[START OF Stored rows]

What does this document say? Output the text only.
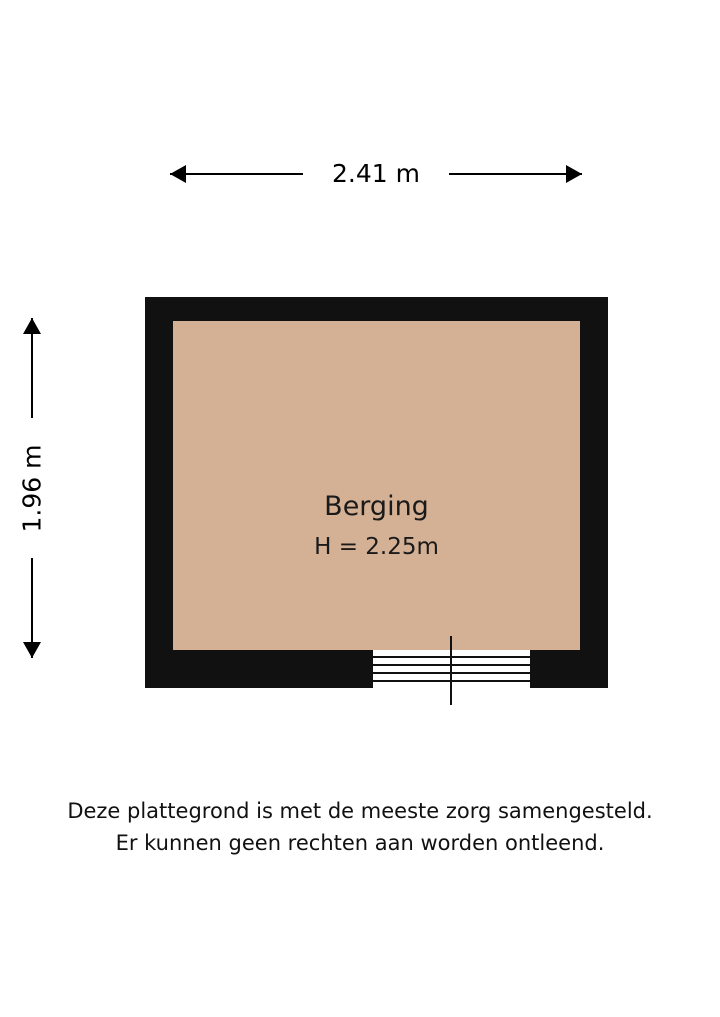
2.41 m
1.96 m	Berging
H = 2.25m
Deze plattegrond is met de meeste zorg samengesteld.
Er kunnen geen rechten aan worden ontleend.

[END OF Stored rows]

Problem statement:
All records must be output exactly as they are, except for the pictures, which are left out.

Task result:
What does this document say? Output the text only.
2.41 m
1.96 m	Berging
H = 2.25m
Deze plattegrond is met de meeste zorg samengesteld.
Er kunnen geen rechten aan worden ontleend.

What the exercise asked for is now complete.